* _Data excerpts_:
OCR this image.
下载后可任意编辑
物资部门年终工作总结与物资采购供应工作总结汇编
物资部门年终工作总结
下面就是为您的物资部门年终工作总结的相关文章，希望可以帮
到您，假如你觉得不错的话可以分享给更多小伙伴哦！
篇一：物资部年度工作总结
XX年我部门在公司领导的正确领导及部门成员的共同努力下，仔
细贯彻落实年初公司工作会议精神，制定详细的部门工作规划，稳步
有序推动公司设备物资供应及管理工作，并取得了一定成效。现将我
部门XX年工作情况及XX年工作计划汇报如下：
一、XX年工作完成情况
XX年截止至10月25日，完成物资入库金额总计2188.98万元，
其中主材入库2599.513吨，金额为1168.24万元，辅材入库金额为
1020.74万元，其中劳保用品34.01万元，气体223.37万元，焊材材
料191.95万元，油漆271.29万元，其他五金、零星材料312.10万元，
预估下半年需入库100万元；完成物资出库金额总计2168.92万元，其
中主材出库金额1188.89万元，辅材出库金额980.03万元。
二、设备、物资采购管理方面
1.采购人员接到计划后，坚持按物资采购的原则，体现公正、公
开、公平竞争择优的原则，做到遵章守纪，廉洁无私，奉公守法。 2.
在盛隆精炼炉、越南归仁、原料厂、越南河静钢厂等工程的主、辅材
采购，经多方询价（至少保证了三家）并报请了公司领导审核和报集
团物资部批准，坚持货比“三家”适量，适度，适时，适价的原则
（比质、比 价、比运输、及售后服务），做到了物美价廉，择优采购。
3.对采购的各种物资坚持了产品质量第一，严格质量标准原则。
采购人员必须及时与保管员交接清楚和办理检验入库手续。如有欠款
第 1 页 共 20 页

* _EXERCISE OBJECTIVE_: Output all of the data again. Match it exactly.

* _RESULT OF THIS EXERCISE_:
OCR this image.
下载后可任意编辑
物资部门年终工作总结与物资采购供应工作总结汇编
物资部门年终工作总结
下面就是为您的物资部门年终工作总结的相关文章，希望可以帮
到您，假如你觉得不错的话可以分享给更多小伙伴哦！
篇一：物资部年度工作总结
XX年我部门在公司领导的正确领导及部门成员的共同努力下，仔
细贯彻落实年初公司工作会议精神，制定详细的部门工作规划，稳步
有序推动公司设备物资供应及管理工作，并取得了一定成效。现将我
部门XX年工作情况及XX年工作计划汇报如下：
一、XX年工作完成情况
XX年截止至10月25日，完成物资入库金额总计2188.98万元，
其中主材入库2599.513吨，金额为1168.24万元，辅材入库金额为
1020.74万元，其中劳保用品34.01万元，气体223.37万元，焊材材
料191.95万元，油漆271.29万元，其他五金、零星材料312.10万元，
预估下半年需入库100万元；完成物资出库金额总计2168.92万元，其
中主材出库金额1188.89万元，辅材出库金额980.03万元。
二、设备、物资采购管理方面
1.采购人员接到计划后，坚持按物资采购的原则，体现公正、公
开、公平竞争择优的原则，做到遵章守纪，廉洁无私，奉公守法。 2.
在盛隆精炼炉、越南归仁、原料厂、越南河静钢厂等工程的主、辅材
采购，经多方询价（至少保证了三家）并报请了公司领导审核和报集
团物资部批准，坚持货比“三家”适量，适度，适时，适价的原则
（比质、比 价、比运输、及售后服务），做到了物美价廉，择优采购。
3.对采购的各种物资坚持了产品质量第一，严格质量标准原则。
采购人员必须及时与保管员交接清楚和办理检验入库手续。如有欠款
第 1 页 共 20 页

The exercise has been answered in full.